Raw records
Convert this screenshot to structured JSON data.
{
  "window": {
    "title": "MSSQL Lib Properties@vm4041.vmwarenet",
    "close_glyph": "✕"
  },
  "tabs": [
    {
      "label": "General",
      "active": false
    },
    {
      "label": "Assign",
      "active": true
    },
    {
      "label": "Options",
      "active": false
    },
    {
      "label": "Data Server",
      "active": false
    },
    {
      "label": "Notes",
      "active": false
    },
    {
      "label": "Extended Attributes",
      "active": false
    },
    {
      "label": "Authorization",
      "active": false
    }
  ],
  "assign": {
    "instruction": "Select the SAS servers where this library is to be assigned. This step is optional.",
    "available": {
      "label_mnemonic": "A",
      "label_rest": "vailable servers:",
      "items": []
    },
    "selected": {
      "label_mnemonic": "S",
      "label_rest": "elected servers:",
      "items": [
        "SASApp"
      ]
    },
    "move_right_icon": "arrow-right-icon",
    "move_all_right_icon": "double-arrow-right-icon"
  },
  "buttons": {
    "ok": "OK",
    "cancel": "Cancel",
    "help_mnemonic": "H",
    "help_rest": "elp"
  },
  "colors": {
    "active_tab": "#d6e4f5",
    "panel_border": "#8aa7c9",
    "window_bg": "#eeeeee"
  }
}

# [Do this]
Gather up the lines that contain the word "icon".

# [Complete response]
    "move_right_icon": "arrow-right-icon",
    "move_all_right_icon": "double-arrow-right-icon"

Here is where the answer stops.